China Labor Watch: Pegatron se ne infischia del regolamento di Apple

fabbrica PegatronDopo il clamore degli ultimi anni, come stanno andando le condizioni dei lavoratori cinesi che si occupano della linea produttiva di Apple? La società effettua, come sempre, delle indagini interne. Inoltre degli enti indipendenti hanno la facoltà di effettuare delle indagini per conto proprio.

Uno di questi enti è il China Labor Watch. Nel suo recente report non ci sono sempre buone notizie. Mentre per Foxconn le cose sembrano state risolte, per la pecora nera, vale a dire Pegatron, non ci sono stati miglioramenti. La società continua ad infischiarsene del regolamento imposto da Apple ai partner.

I lavoratori cinesi in Pegatron lavorano 6 giorni a settimana, 12 ore al giorno. Ogni giorno sono pagati solo per 10 ore, non prendendo in considerazione anche i 15 minuti di riunione non pagati. Lo straordinario non pagato viene eseguito tra le 17.30 e le 20.00.

Apple impone un limite massimo di 60 ore di lavoro a settimana, per questo motivo Pegatron segna questo limite lasciando le altre ore come “lavoro gratis”. La paga media per ogni ora, dichiara l’ente, è di appena 1,85 $. Non sufficiente per una vita dignitosa.

In aggiunta a nessun lavoratore è stata indicata l’uscita di emergenza e non hanno mai partecipato ad una simulazione di emergenza.

**Elenco dei compiti**:
**1.** Rispondi a queste domande sul brano su Pegatron:
(a) Quante ore al giorno lavorano i lavoratori cinesi in Pegatron?
(b) Qual è il limite massimo di ore settimanali imposto da Apple?
(c) A quanto ammonta la paga media oraria secondo l'ente?
**2.** Quali società ed enti vengono nominati nel brano su Pegatron? Elencali tutti.
**3.** Prosegui il brano su Pegatron a partire dalla sua ultima frase.

**Dati**:
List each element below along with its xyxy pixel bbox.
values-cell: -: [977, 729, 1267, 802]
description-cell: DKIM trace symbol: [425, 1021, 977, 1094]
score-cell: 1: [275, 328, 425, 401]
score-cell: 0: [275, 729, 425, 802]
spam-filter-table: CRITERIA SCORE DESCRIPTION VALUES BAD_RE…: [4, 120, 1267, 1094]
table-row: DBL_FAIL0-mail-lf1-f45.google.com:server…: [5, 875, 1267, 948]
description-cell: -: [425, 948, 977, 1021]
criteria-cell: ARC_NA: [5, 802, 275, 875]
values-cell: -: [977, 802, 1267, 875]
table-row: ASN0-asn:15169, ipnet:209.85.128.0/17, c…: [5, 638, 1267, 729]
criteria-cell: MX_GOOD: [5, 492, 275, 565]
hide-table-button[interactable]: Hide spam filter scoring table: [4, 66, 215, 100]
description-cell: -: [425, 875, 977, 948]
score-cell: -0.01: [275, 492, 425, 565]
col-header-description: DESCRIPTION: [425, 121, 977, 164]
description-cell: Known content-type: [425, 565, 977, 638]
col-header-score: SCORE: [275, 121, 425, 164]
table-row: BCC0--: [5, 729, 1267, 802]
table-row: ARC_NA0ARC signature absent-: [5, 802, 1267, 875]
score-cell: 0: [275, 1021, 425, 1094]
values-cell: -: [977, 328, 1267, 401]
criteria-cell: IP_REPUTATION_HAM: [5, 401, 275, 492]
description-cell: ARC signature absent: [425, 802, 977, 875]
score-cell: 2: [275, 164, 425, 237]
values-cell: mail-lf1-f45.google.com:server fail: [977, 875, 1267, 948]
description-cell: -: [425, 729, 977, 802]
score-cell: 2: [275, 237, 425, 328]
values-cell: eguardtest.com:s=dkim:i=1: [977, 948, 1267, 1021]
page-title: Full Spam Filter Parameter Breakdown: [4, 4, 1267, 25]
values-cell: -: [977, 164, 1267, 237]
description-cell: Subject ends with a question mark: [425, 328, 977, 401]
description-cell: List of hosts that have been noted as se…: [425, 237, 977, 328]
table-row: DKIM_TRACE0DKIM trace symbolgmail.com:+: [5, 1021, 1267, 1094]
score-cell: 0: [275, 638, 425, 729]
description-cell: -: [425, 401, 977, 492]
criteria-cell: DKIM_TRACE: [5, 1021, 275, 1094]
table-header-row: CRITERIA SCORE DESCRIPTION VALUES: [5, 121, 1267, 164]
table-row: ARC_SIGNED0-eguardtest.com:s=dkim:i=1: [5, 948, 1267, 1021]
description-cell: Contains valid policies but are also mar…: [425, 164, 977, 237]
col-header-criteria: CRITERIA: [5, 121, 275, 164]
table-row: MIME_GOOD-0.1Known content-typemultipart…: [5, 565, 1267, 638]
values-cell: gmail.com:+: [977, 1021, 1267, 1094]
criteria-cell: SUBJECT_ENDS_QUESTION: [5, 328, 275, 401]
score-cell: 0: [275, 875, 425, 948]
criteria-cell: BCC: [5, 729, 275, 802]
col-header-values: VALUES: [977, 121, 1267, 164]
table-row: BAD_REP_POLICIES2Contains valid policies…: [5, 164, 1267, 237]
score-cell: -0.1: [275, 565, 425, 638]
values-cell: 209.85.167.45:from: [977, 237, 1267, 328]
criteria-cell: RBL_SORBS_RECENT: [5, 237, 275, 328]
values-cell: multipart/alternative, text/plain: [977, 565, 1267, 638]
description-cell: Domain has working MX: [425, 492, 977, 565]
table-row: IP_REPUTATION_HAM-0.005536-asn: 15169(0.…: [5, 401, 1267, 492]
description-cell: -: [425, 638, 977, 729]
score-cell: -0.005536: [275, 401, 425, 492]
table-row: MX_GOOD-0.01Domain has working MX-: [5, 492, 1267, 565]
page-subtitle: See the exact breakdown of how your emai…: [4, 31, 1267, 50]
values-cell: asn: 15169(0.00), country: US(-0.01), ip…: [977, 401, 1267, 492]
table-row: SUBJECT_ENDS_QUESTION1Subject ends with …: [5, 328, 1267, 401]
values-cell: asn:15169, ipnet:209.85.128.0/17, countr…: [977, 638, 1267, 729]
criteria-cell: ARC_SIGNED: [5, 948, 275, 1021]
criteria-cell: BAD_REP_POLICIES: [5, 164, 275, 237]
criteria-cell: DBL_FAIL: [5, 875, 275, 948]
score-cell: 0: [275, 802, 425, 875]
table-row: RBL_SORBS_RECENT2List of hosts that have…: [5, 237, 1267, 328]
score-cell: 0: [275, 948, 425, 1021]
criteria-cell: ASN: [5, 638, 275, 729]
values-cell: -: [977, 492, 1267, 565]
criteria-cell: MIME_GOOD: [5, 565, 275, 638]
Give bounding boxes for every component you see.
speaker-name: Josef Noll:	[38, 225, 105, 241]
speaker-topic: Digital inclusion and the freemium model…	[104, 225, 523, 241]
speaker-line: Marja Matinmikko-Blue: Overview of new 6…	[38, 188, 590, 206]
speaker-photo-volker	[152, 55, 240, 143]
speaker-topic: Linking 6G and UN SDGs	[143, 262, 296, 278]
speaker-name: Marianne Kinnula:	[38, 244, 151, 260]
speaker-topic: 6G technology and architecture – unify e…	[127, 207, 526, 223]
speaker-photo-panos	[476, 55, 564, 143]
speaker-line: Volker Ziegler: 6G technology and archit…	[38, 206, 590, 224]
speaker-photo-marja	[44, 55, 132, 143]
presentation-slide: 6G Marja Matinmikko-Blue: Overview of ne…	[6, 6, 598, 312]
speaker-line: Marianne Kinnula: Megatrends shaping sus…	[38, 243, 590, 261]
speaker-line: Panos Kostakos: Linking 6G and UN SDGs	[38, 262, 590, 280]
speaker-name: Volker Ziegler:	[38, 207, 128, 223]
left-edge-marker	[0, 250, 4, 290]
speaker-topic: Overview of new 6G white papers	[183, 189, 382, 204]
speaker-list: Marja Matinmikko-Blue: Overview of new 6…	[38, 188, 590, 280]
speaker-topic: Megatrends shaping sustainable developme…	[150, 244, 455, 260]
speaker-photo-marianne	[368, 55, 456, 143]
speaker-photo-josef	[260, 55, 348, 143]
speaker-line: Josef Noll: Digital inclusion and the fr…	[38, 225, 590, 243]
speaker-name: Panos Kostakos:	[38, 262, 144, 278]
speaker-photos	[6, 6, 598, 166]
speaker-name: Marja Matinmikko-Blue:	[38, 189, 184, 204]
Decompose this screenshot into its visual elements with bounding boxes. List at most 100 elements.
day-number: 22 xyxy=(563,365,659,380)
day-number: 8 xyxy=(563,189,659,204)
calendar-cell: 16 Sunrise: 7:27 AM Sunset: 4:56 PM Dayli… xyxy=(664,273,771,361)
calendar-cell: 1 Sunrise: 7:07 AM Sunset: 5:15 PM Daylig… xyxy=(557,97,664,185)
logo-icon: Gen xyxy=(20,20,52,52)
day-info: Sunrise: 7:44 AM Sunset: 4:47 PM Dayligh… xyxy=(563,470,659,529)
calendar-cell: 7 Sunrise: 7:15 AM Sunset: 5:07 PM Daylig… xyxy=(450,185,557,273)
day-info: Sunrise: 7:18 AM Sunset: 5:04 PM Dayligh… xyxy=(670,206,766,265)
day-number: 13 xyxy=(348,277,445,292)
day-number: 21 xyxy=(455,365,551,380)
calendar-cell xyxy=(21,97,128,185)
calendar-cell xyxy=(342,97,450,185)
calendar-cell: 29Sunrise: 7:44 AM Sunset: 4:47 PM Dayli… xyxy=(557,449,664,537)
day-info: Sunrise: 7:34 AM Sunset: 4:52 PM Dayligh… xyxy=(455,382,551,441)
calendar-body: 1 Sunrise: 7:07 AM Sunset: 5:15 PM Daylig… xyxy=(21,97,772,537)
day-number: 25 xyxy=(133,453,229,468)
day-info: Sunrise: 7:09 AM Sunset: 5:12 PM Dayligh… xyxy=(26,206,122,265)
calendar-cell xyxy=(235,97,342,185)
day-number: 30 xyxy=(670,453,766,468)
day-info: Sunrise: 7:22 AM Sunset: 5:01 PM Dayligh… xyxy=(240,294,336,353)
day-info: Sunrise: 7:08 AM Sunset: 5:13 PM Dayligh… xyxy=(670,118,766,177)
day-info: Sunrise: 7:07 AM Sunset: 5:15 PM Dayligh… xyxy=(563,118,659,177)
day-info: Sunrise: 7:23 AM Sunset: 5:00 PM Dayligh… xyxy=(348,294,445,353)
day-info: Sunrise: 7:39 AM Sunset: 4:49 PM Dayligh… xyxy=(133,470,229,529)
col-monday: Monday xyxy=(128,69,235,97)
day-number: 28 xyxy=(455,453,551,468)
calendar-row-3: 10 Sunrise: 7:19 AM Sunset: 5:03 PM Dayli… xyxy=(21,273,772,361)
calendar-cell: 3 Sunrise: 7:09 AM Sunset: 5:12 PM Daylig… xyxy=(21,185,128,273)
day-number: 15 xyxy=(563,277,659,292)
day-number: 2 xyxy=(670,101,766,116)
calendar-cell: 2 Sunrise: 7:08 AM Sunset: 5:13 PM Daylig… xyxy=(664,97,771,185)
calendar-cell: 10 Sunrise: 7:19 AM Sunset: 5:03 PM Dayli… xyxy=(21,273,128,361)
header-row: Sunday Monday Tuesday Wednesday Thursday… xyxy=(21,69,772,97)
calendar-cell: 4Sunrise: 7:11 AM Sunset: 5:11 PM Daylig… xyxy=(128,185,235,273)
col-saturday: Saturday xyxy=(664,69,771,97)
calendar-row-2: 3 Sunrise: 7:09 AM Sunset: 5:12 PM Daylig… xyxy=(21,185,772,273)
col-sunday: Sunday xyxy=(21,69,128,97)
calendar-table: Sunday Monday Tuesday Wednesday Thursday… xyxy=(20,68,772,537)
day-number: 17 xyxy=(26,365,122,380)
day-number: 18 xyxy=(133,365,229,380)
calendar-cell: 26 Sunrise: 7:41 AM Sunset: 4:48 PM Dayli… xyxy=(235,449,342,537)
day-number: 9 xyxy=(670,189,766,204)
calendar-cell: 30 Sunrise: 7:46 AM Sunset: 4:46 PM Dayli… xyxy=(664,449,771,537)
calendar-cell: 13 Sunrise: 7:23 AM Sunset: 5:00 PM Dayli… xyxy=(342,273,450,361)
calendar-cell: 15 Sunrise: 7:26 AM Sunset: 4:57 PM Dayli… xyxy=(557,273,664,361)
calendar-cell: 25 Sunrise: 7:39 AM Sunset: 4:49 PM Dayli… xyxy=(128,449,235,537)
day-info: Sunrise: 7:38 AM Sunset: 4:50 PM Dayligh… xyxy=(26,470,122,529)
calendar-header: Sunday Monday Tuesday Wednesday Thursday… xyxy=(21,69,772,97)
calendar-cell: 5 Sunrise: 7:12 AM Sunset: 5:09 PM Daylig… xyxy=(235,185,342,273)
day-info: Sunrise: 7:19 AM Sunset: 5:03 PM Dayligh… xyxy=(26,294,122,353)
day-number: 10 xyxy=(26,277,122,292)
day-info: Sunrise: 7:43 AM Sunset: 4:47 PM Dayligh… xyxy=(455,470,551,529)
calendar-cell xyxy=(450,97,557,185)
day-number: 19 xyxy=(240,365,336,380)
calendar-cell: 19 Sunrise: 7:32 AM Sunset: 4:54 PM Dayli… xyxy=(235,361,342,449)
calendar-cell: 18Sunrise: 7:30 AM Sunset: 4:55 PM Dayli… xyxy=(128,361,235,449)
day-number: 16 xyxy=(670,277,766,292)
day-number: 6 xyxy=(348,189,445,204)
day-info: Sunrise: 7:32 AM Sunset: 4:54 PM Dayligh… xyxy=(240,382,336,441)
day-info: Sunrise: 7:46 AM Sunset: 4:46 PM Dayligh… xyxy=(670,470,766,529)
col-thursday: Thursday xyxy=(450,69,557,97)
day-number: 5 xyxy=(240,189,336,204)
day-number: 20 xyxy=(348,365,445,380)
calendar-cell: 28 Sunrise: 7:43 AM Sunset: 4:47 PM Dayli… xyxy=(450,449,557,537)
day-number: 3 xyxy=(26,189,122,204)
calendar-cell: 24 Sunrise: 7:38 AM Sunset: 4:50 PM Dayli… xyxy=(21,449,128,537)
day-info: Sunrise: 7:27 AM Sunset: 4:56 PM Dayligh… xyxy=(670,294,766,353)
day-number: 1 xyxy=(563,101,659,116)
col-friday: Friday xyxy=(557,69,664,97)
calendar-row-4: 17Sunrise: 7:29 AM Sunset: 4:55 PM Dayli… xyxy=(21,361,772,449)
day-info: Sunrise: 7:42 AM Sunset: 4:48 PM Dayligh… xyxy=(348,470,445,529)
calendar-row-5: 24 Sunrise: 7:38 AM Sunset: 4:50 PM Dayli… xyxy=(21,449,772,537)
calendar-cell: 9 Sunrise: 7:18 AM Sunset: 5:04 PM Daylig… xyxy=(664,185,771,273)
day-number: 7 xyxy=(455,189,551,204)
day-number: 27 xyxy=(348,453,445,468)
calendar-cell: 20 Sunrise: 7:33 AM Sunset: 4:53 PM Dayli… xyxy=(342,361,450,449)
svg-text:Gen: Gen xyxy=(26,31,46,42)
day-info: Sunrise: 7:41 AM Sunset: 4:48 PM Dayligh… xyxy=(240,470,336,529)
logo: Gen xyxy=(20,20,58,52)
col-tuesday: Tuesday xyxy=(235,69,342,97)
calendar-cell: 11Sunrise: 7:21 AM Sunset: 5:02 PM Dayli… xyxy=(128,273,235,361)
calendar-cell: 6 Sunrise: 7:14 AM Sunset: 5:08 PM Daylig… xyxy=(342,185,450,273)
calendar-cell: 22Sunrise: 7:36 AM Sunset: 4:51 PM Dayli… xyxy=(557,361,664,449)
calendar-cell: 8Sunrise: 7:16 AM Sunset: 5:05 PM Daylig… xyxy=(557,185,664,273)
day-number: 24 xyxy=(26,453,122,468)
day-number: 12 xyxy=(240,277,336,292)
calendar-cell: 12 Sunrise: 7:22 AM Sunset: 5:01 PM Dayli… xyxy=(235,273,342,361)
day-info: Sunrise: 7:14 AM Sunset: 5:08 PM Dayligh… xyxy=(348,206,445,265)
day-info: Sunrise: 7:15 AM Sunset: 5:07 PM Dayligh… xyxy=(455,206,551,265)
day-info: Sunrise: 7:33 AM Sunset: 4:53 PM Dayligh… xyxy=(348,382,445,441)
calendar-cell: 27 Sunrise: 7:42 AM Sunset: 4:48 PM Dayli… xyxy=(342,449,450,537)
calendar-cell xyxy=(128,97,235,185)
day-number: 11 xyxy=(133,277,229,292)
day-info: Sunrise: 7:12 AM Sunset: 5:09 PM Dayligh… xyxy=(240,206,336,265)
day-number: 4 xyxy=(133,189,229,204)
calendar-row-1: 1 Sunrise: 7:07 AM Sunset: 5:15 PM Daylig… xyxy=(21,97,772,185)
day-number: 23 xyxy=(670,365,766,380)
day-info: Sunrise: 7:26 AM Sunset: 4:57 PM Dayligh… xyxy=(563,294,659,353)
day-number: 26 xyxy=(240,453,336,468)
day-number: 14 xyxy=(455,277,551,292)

**Risposte in ordine**:
**1.**
(a) 12 ore al giorno.
(b) 60 ore a settimana.
(c) Appena 1,85 $.

**2.** Apple, China Labor Watch, Foxconn, Pegatron

**3.**
Speriamo che ora Apple dia man forte alla società per risolvere questo problema.

Alcune info tratte da: scribd
  • Nevio “Brioscio”

    Tutto questo è assolutamente inaccettabile.
    Sappiamo bene che col meccanismo dei subappalti diventa complicatissimo per Apple garantire con certezza la salvaguardia della dignità umana e lavorativa del personale, ma che a distanza di 8 anni dal primo iPhone i passi in avanti per risolvere questo annoso problema siano ancora così limitati è uno scandalo, lo dico senza alcuna remora.
    Non è solo un problema di rispetto del valore della vita umana. Non si può continuare a dare manforte ai detrattori di Apple che da anni la dipingono come un’azienda che lucra miliardi sulla pelle di schiavi, Cook ha fatto molto per migliorare l’immagine della società con iniziative “buoniste” e mediaticamente accattivanti di vario genere, ma su questo punto si rimane colpevolmente indietro.